DATA PROVIDED>
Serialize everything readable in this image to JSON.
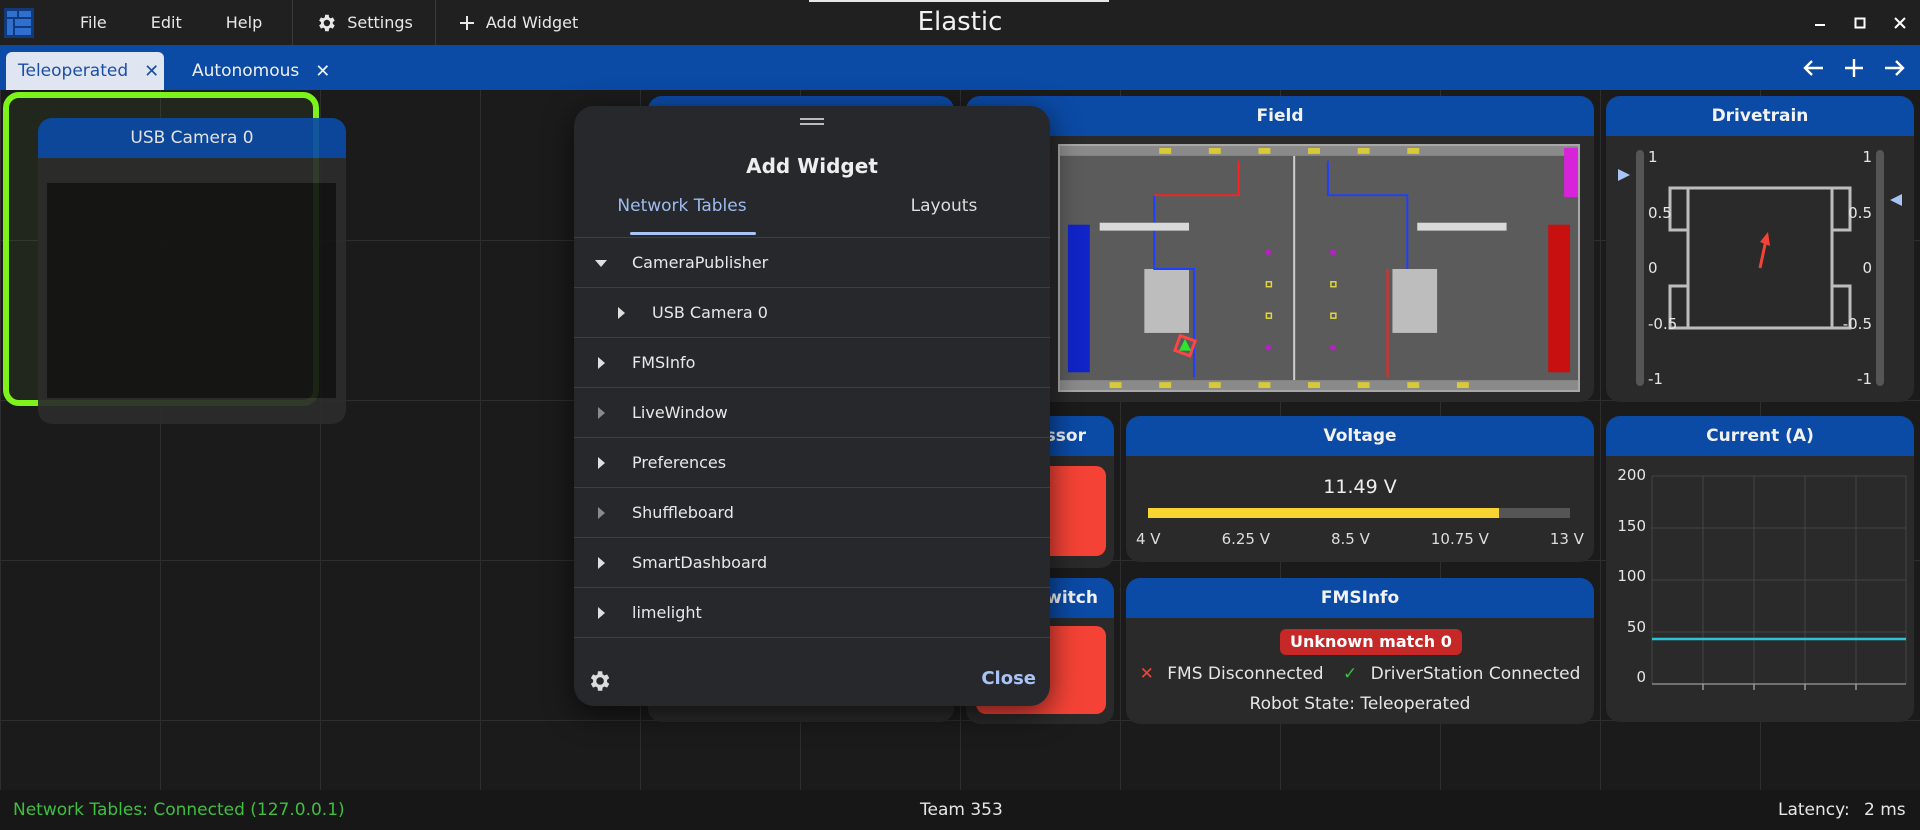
{
  "window": {
    "title": "Elastic"
  },
  "menu": {
    "file": "File",
    "edit": "Edit",
    "help": "Help",
    "settings": "Settings",
    "add_widget": "Add Widget"
  },
  "tabs": [
    {
      "label": "Teleoperated",
      "active": true
    },
    {
      "label": "Autonomous",
      "active": false
    }
  ],
  "widgets": {
    "camera": {
      "title": "USB Camera 0"
    },
    "field": {
      "title": "Field"
    },
    "drivetrain": {
      "title": "Drivetrain",
      "left_ticks": [
        "1",
        "0.5",
        "0",
        "-0.5",
        "-1"
      ],
      "right_ticks": [
        "1",
        "0.5",
        "0",
        "-0.5",
        "-1"
      ]
    },
    "compressor": {
      "title_fragment": "essor"
    },
    "switch": {
      "title_fragment": "Switch"
    },
    "voltage": {
      "title": "Voltage",
      "value_text": "11.49 V",
      "value": 11.49,
      "min": 4,
      "max": 13,
      "ticks": [
        "4 V",
        "6.25 V",
        "8.5 V",
        "10.75 V",
        "13 V"
      ],
      "fill_color": "#f9d534"
    },
    "fms": {
      "title": "FMSInfo",
      "match_badge": "Unknown match 0",
      "fms_status": "FMS Disconnected",
      "ds_status": "DriverStation Connected",
      "robot_state": "Robot State: Teleoperated"
    },
    "current": {
      "title": "Current (A)",
      "y_ticks": [
        "200",
        "150",
        "100",
        "50",
        "0"
      ],
      "line_color": "#29c5d6"
    }
  },
  "dialog": {
    "title": "Add Widget",
    "tabs": [
      "Network Tables",
      "Layouts"
    ],
    "tree": [
      {
        "label": "CameraPublisher",
        "expanded": true
      },
      {
        "label": "USB Camera 0",
        "child": true
      },
      {
        "label": "FMSInfo"
      },
      {
        "label": "LiveWindow"
      },
      {
        "label": "Preferences"
      },
      {
        "label": "Shuffleboard"
      },
      {
        "label": "SmartDashboard"
      },
      {
        "label": "limelight"
      }
    ],
    "close_label": "Close"
  },
  "status": {
    "network": "Network Tables: Connected (127.0.0.1)",
    "team": "Team 353",
    "latency_label": "Latency:",
    "latency_value": "2 ms"
  },
  "colors": {
    "accent_blue": "#0b4aa5",
    "highlight_green": "#7cf31b",
    "status_green": "#3fbf3f",
    "alert_red": "#f44336"
  }
}
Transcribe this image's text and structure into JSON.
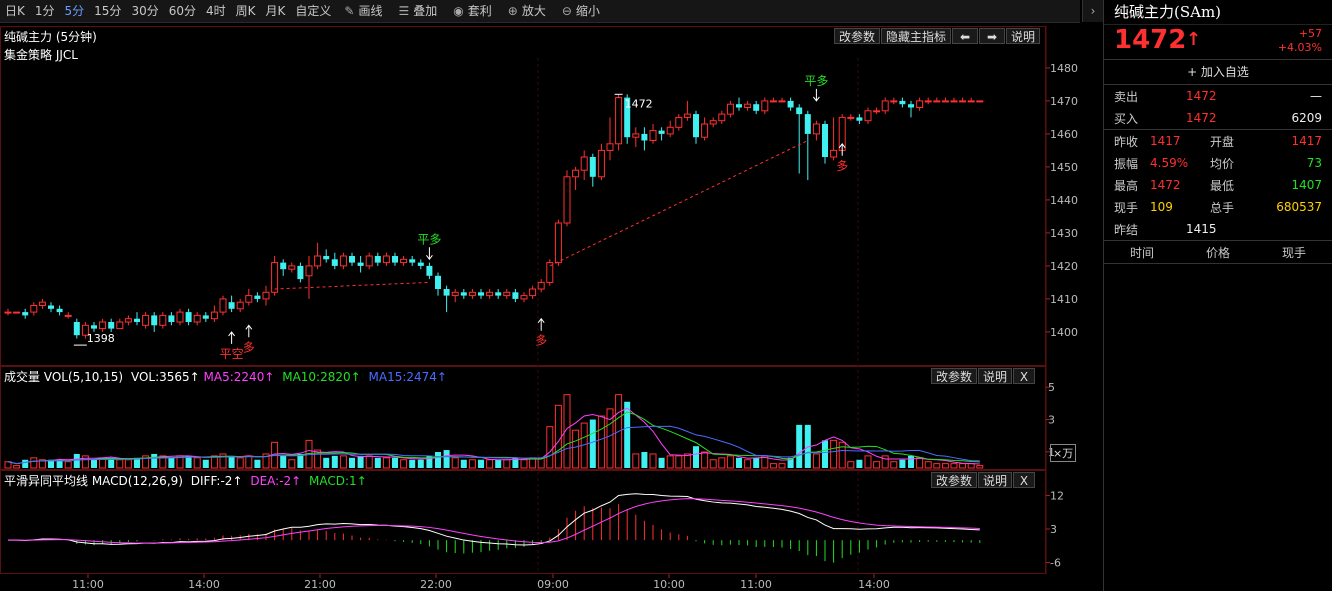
{
  "toolbar": {
    "timeframes": [
      "日K",
      "1分",
      "5分",
      "15分",
      "30分",
      "60分",
      "4时",
      "周K",
      "月K",
      "自定义"
    ],
    "active_timeframe": "5分",
    "tools": [
      {
        "label": "画线",
        "icon": "pencil-icon"
      },
      {
        "label": "叠加",
        "icon": "layers-icon"
      },
      {
        "label": "套利",
        "icon": "money-bag-icon"
      },
      {
        "label": "放大",
        "icon": "zoom-in-icon"
      },
      {
        "label": "缩小",
        "icon": "zoom-out-icon"
      }
    ]
  },
  "main_pane": {
    "title": "纯碱主力 (5分钟)",
    "strategy": "集金策略 JJCL",
    "buttons": {
      "params": "改参数",
      "hide": "隐藏主指标",
      "help": "说明"
    },
    "y_ticks": [
      "1480",
      "1470",
      "1460",
      "1450",
      "1440",
      "1430",
      "1420",
      "1410",
      "1400"
    ],
    "annotations": {
      "high": "1472",
      "low": "1398"
    },
    "signals": [
      {
        "text": "平空",
        "color": "#ff3030"
      },
      {
        "text": "多",
        "color": "#ff3030"
      },
      {
        "text": "平多",
        "color": "#22e022"
      },
      {
        "text": "多",
        "color": "#ff3030"
      },
      {
        "text": "平多",
        "color": "#22e022"
      },
      {
        "text": "多",
        "color": "#ff3030"
      }
    ]
  },
  "volume_pane": {
    "label": "成交量 VOL(5,10,15)",
    "vol": "VOL:3565↑",
    "ma5": "MA5:2240↑",
    "ma10": "MA10:2820↑",
    "ma15": "MA15:2474↑",
    "buttons": {
      "params": "改参数",
      "help": "说明",
      "close": "X"
    },
    "y_ticks": [
      "5",
      "3",
      "1"
    ],
    "unit": "×万"
  },
  "macd_pane": {
    "label": "平滑异同平均线 MACD(12,26,9)",
    "diff": "DIFF:-2↑",
    "dea": "DEA:-2↑",
    "macd": "MACD:1↑",
    "buttons": {
      "params": "改参数",
      "help": "说明",
      "close": "X"
    },
    "y_ticks": [
      "12",
      "3",
      "-6"
    ]
  },
  "x_axis": [
    "11:00",
    "14:00",
    "21:00",
    "22:00",
    "09:00",
    "10:00",
    "11:00",
    "14:00"
  ],
  "chart_data": {
    "type": "candlestick",
    "ylim": [
      1393,
      1483
    ],
    "candles": [
      [
        1406,
        1406,
        1407,
        1405
      ],
      [
        1406,
        1406,
        1406,
        1406
      ],
      [
        1406,
        1405,
        1407,
        1404
      ],
      [
        1406,
        1408,
        1409,
        1405
      ],
      [
        1408,
        1409,
        1410,
        1407
      ],
      [
        1408,
        1407,
        1409,
        1406
      ],
      [
        1407,
        1406,
        1408,
        1405
      ],
      [
        1405,
        1405,
        1406,
        1404
      ],
      [
        1403,
        1399,
        1404,
        1398
      ],
      [
        1399,
        1402,
        1403,
        1398
      ],
      [
        1402,
        1401,
        1403,
        1400
      ],
      [
        1401,
        1403,
        1404,
        1400
      ],
      [
        1403,
        1401,
        1404,
        1400
      ],
      [
        1401,
        1403,
        1404,
        1401
      ],
      [
        1403,
        1404,
        1405,
        1402
      ],
      [
        1404,
        1403,
        1406,
        1402
      ],
      [
        1402,
        1405,
        1406,
        1401
      ],
      [
        1405,
        1402,
        1406,
        1400
      ],
      [
        1402,
        1405,
        1406,
        1401
      ],
      [
        1405,
        1403,
        1406,
        1402
      ],
      [
        1403,
        1406,
        1407,
        1402
      ],
      [
        1406,
        1403,
        1407,
        1402
      ],
      [
        1403,
        1405,
        1406,
        1402
      ],
      [
        1405,
        1404,
        1406,
        1403
      ],
      [
        1404,
        1406,
        1408,
        1403
      ],
      [
        1406,
        1410,
        1411,
        1405
      ],
      [
        1409,
        1407,
        1411,
        1406
      ],
      [
        1407,
        1409,
        1410,
        1406
      ],
      [
        1409,
        1411,
        1413,
        1408
      ],
      [
        1411,
        1410,
        1412,
        1409
      ],
      [
        1410,
        1412,
        1414,
        1408
      ],
      [
        1412,
        1421,
        1423,
        1411
      ],
      [
        1421,
        1419,
        1422,
        1417
      ],
      [
        1419,
        1420,
        1421,
        1418
      ],
      [
        1420,
        1416,
        1421,
        1415
      ],
      [
        1417,
        1420,
        1423,
        1410
      ],
      [
        1420,
        1423,
        1427,
        1419
      ],
      [
        1423,
        1422,
        1425,
        1421
      ],
      [
        1422,
        1420,
        1424,
        1419
      ],
      [
        1420,
        1423,
        1424,
        1419
      ],
      [
        1423,
        1421,
        1424,
        1420
      ],
      [
        1421,
        1420,
        1423,
        1418
      ],
      [
        1420,
        1423,
        1424,
        1419
      ],
      [
        1423,
        1421,
        1424,
        1420
      ],
      [
        1421,
        1423,
        1424,
        1420
      ],
      [
        1423,
        1421,
        1424,
        1420
      ],
      [
        1421,
        1422,
        1423,
        1420
      ],
      [
        1422,
        1421,
        1423,
        1420
      ],
      [
        1421,
        1420,
        1422,
        1419
      ],
      [
        1420,
        1417,
        1421,
        1416
      ],
      [
        1417,
        1413,
        1418,
        1411
      ],
      [
        1413,
        1411,
        1414,
        1406
      ],
      [
        1411,
        1412,
        1413,
        1409
      ],
      [
        1412,
        1411,
        1413,
        1410
      ],
      [
        1411,
        1412,
        1413,
        1410
      ],
      [
        1412,
        1411,
        1413,
        1410
      ],
      [
        1411,
        1412,
        1413,
        1410
      ],
      [
        1412,
        1411,
        1413,
        1410
      ],
      [
        1411,
        1412,
        1413,
        1410
      ],
      [
        1412,
        1410,
        1413,
        1409
      ],
      [
        1410,
        1411,
        1412,
        1409
      ],
      [
        1411,
        1413,
        1414,
        1410
      ],
      [
        1413,
        1415,
        1416,
        1412
      ],
      [
        1415,
        1421,
        1422,
        1414
      ],
      [
        1421,
        1433,
        1434,
        1420
      ],
      [
        1433,
        1447,
        1449,
        1432
      ],
      [
        1447,
        1449,
        1450,
        1443
      ],
      [
        1449,
        1453,
        1455,
        1446
      ],
      [
        1453,
        1447,
        1454,
        1444
      ],
      [
        1447,
        1455,
        1457,
        1446
      ],
      [
        1455,
        1457,
        1465,
        1452
      ],
      [
        1457,
        1471,
        1472,
        1455
      ],
      [
        1471,
        1459,
        1472,
        1457
      ],
      [
        1459,
        1460,
        1462,
        1456
      ],
      [
        1460,
        1458,
        1462,
        1455
      ],
      [
        1458,
        1461,
        1463,
        1457
      ],
      [
        1461,
        1460,
        1462,
        1458
      ],
      [
        1460,
        1462,
        1464,
        1459
      ],
      [
        1462,
        1465,
        1466,
        1461
      ],
      [
        1465,
        1466,
        1470,
        1464
      ],
      [
        1466,
        1459,
        1467,
        1457
      ],
      [
        1459,
        1463,
        1465,
        1458
      ],
      [
        1463,
        1464,
        1465,
        1462
      ],
      [
        1464,
        1466,
        1467,
        1463
      ],
      [
        1466,
        1469,
        1470,
        1465
      ],
      [
        1469,
        1468,
        1471,
        1467
      ],
      [
        1468,
        1469,
        1470,
        1467
      ],
      [
        1469,
        1467,
        1470,
        1466
      ],
      [
        1467,
        1470,
        1471,
        1466
      ],
      [
        1470,
        1470,
        1471,
        1470
      ],
      [
        1470,
        1470,
        1471,
        1470
      ],
      [
        1470,
        1468,
        1471,
        1467
      ],
      [
        1468,
        1466,
        1469,
        1448
      ],
      [
        1466,
        1460,
        1467,
        1446
      ],
      [
        1460,
        1463,
        1464,
        1458
      ],
      [
        1463,
        1453,
        1464,
        1451
      ],
      [
        1453,
        1455,
        1465,
        1452
      ],
      [
        1455,
        1465,
        1466,
        1454
      ],
      [
        1465,
        1465,
        1466,
        1464
      ],
      [
        1465,
        1464,
        1466,
        1463
      ],
      [
        1464,
        1467,
        1468,
        1463
      ],
      [
        1467,
        1467,
        1468,
        1466
      ],
      [
        1467,
        1470,
        1471,
        1466
      ],
      [
        1470,
        1470,
        1471,
        1469
      ],
      [
        1470,
        1469,
        1471,
        1468
      ],
      [
        1469,
        1468,
        1470,
        1465
      ],
      [
        1468,
        1470,
        1471,
        1467
      ],
      [
        1470,
        1470,
        1471,
        1469
      ],
      [
        1470,
        1470,
        1471,
        1470
      ],
      [
        1470,
        1470,
        1471,
        1470
      ],
      [
        1470,
        1470,
        1471,
        1470
      ],
      [
        1470,
        1470,
        1471,
        1470
      ],
      [
        1470,
        1470,
        1471,
        1470
      ],
      [
        1470,
        1470,
        1470,
        1470
      ]
    ]
  },
  "side": {
    "title": "纯碱主力(SAm)",
    "price": "1472",
    "change": "+57",
    "change_pct": "+4.03%",
    "watch_button": "+ 加入自选",
    "sell": {
      "label": "卖出",
      "price": "1472",
      "vol": "—"
    },
    "buy": {
      "label": "买入",
      "price": "1472",
      "vol": "6209"
    },
    "stats": [
      {
        "l1": "昨收",
        "v1": "1417",
        "c1": "red",
        "l2": "开盘",
        "v2": "1417",
        "c2": "red"
      },
      {
        "l1": "振幅",
        "v1": "4.59%",
        "c1": "red",
        "l2": "均价",
        "v2": "73",
        "c2": "green"
      },
      {
        "l1": "最高",
        "v1": "1472",
        "c1": "red",
        "l2": "最低",
        "v2": "1407",
        "c2": "green"
      },
      {
        "l1": "现手",
        "v1": "109",
        "c1": "yellow",
        "l2": "总手",
        "v2": "680537",
        "c2": "yellow"
      }
    ],
    "settle": {
      "label": "昨结",
      "value": "1415"
    },
    "tape_headers": [
      "时间",
      "价格",
      "现手"
    ]
  }
}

INSTRUCTIONS TO FOLLOW>
Your task is to list each line of the records with the word "icon".

SOLUTION TO THIS PROBLEM>
        "icon": "pencil-icon"
        "icon": "layers-icon"
        "icon": "money-bag-icon"
        "icon": "zoom-in-icon"
        "icon": "zoom-out-icon"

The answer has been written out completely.